Copy out all the material below, substituting "Zmień" for every "Edytuj" and leaving everything else unchanged.
** start Dataset extract **
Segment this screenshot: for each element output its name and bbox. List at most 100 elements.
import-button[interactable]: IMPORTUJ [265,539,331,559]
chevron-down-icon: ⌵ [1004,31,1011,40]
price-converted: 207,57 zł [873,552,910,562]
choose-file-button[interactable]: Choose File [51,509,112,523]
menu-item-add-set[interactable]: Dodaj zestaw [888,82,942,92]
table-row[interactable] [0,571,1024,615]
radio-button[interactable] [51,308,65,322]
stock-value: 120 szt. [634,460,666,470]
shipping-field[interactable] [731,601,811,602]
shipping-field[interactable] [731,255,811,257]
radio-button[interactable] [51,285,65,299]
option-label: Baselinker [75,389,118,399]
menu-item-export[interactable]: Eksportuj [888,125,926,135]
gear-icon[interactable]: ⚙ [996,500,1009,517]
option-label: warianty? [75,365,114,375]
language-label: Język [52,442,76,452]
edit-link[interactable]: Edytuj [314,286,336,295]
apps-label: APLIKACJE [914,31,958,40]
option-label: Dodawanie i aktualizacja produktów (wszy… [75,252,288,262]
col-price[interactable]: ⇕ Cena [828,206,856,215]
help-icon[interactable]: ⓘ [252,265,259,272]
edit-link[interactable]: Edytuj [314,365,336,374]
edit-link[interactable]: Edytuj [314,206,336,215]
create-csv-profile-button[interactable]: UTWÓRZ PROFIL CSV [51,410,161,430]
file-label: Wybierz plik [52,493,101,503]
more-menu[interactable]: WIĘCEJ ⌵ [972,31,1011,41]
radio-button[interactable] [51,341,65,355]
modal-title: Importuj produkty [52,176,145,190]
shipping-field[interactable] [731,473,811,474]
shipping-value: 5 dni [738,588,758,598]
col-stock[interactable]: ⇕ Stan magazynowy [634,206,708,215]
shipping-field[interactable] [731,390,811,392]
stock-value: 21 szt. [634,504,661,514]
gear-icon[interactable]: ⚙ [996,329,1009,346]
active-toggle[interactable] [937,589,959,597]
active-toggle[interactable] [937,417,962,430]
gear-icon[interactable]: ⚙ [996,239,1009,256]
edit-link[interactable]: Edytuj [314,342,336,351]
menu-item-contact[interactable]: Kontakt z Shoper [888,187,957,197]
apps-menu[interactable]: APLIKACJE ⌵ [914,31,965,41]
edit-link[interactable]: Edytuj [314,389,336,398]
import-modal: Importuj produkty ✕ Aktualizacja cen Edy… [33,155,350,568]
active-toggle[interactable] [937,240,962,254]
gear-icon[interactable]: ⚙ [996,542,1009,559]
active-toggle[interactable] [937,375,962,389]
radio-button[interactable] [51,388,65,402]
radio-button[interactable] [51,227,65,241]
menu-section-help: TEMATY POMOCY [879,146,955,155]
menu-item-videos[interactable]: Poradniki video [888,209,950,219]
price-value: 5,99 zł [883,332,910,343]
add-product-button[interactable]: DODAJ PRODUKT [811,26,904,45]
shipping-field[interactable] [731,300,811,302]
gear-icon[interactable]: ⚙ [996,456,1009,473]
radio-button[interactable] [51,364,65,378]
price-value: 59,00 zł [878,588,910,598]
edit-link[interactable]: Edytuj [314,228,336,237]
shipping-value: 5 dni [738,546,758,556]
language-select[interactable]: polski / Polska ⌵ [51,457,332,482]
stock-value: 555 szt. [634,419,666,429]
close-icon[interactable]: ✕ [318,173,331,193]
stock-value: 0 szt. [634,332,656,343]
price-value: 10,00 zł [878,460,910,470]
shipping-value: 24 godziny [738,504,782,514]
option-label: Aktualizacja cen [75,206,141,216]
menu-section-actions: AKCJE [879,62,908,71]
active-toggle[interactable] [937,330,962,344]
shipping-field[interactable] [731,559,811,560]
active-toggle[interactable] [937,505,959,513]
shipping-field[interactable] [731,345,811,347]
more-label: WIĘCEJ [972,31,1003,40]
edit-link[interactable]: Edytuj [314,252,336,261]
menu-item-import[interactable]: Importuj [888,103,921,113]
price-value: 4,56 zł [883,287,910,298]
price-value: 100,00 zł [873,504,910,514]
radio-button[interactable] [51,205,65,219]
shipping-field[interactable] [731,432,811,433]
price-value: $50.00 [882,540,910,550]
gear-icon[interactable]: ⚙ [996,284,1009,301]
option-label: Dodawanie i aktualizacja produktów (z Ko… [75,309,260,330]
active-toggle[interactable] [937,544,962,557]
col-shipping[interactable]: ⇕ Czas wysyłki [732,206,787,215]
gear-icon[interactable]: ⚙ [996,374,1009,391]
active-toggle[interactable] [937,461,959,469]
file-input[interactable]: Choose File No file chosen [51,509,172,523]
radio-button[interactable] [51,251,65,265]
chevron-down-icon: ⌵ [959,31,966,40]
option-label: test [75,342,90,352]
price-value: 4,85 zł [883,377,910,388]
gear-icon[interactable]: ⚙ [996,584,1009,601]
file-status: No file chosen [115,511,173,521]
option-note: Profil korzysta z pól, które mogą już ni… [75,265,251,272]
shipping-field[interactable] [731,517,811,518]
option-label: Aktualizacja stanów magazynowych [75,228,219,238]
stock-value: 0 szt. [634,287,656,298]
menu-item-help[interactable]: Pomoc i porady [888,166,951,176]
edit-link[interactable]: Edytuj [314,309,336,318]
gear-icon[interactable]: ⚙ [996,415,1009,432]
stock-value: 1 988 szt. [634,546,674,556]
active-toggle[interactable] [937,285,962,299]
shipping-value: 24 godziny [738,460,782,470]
** end Dataset extract **
• **The reply**
Segment this screenshot: for each element output its name and bbox. List at most 100 elements.
import-button[interactable]: IMPORTUJ [265,539,331,559]
chevron-down-icon: ⌵ [1004,31,1011,40]
price-converted: 207,57 zł [873,552,910,562]
choose-file-button[interactable]: Choose File [51,509,112,523]
menu-item-add-set[interactable]: Dodaj zestaw [888,82,942,92]
table-row[interactable] [0,571,1024,615]
radio-button[interactable] [51,308,65,322]
stock-value: 120 szt. [634,460,666,470]
shipping-field[interactable] [731,601,811,602]
shipping-field[interactable] [731,255,811,257]
radio-button[interactable] [51,285,65,299]
option-label: Baselinker [75,389,118,399]
menu-item-export[interactable]: Eksportuj [888,125,926,135]
gear-icon[interactable]: ⚙ [996,500,1009,517]
option-label: warianty? [75,365,114,375]
language-label: Język [52,442,76,452]
edit-link[interactable]: Zmień [314,286,336,295]
apps-label: APLIKACJE [914,31,958,40]
option-label: Dodawanie i aktualizacja produktów (wszy… [75,252,288,262]
col-price[interactable]: ⇕ Cena [828,206,856,215]
help-icon[interactable]: ⓘ [252,265,259,272]
edit-link[interactable]: Zmień [314,365,336,374]
edit-link[interactable]: Zmień [314,206,336,215]
create-csv-profile-button[interactable]: UTWÓRZ PROFIL CSV [51,410,161,430]
file-label: Wybierz plik [52,493,101,503]
more-menu[interactable]: WIĘCEJ ⌵ [972,31,1011,41]
radio-button[interactable] [51,341,65,355]
modal-title: Importuj produkty [52,176,145,190]
shipping-field[interactable] [731,473,811,474]
shipping-value: 5 dni [738,588,758,598]
col-stock[interactable]: ⇕ Stan magazynowy [634,206,708,215]
shipping-field[interactable] [731,390,811,392]
stock-value: 21 szt. [634,504,661,514]
gear-icon[interactable]: ⚙ [996,329,1009,346]
active-toggle[interactable] [937,589,959,597]
active-toggle[interactable] [937,417,962,430]
gear-icon[interactable]: ⚙ [996,239,1009,256]
edit-link[interactable]: Zmień [314,342,336,351]
menu-item-contact[interactable]: Kontakt z Shoper [888,187,957,197]
apps-menu[interactable]: APLIKACJE ⌵ [914,31,965,41]
edit-link[interactable]: Zmień [314,389,336,398]
import-modal: Importuj produkty ✕ Aktualizacja cen Edy… [33,155,350,568]
active-toggle[interactable] [937,240,962,254]
gear-icon[interactable]: ⚙ [996,542,1009,559]
active-toggle[interactable] [937,375,962,389]
radio-button[interactable] [51,388,65,402]
radio-button[interactable] [51,227,65,241]
menu-section-help: TEMATY POMOCY [879,146,955,155]
menu-item-videos[interactable]: Poradniki video [888,209,950,219]
price-value: 5,99 zł [883,332,910,343]
add-product-button[interactable]: DODAJ PRODUKT [811,26,904,45]
shipping-field[interactable] [731,300,811,302]
gear-icon[interactable]: ⚙ [996,456,1009,473]
radio-button[interactable] [51,364,65,378]
price-value: 59,00 zł [878,588,910,598]
edit-link[interactable]: Zmień [314,228,336,237]
shipping-value: 5 dni [738,546,758,556]
language-select[interactable]: polski / Polska ⌵ [51,457,332,482]
stock-value: 555 szt. [634,419,666,429]
close-icon[interactable]: ✕ [318,173,331,193]
stock-value: 0 szt. [634,332,656,343]
price-value: 10,00 zł [878,460,910,470]
shipping-value: 24 godziny [738,504,782,514]
option-label: Aktualizacja cen [75,206,141,216]
menu-section-actions: AKCJE [879,62,908,71]
active-toggle[interactable] [937,330,962,344]
shipping-field[interactable] [731,559,811,560]
active-toggle[interactable] [937,505,959,513]
shipping-field[interactable] [731,345,811,347]
more-label: WIĘCEJ [972,31,1003,40]
edit-link[interactable]: Zmień [314,252,336,261]
menu-item-import[interactable]: Importuj [888,103,921,113]
price-value: 4,56 zł [883,287,910,298]
price-value: 100,00 zł [873,504,910,514]
radio-button[interactable] [51,205,65,219]
shipping-field[interactable] [731,432,811,433]
price-value: $50.00 [882,540,910,550]
gear-icon[interactable]: ⚙ [996,284,1009,301]
option-label: Dodawanie i aktualizacja produktów (z Ko… [75,309,260,330]
active-toggle[interactable] [937,544,962,557]
col-shipping[interactable]: ⇕ Czas wysyłki [732,206,787,215]
gear-icon[interactable]: ⚙ [996,374,1009,391]
active-toggle[interactable] [937,461,959,469]
file-input[interactable]: Choose File No file chosen [51,509,172,523]
radio-button[interactable] [51,251,65,265]
chevron-down-icon: ⌵ [959,31,966,40]
option-label: test [75,342,90,352]
price-value: 4,85 zł [883,377,910,388]
gear-icon[interactable]: ⚙ [996,584,1009,601]
file-status: No file chosen [115,511,173,521]
option-note: Profil korzysta z pól, które mogą już ni… [75,265,251,272]
shipping-field[interactable] [731,517,811,518]
option-label: Aktualizacja stanów magazynowych [75,228,219,238]
stock-value: 0 szt. [634,287,656,298]
menu-item-help[interactable]: Pomoc i porady [888,166,951,176]
edit-link[interactable]: Zmień [314,309,336,318]
gear-icon[interactable]: ⚙ [996,415,1009,432]
stock-value: 1 988 szt. [634,546,674,556]
active-toggle[interactable] [937,285,962,299]
shipping-value: 24 godziny [738,460,782,470]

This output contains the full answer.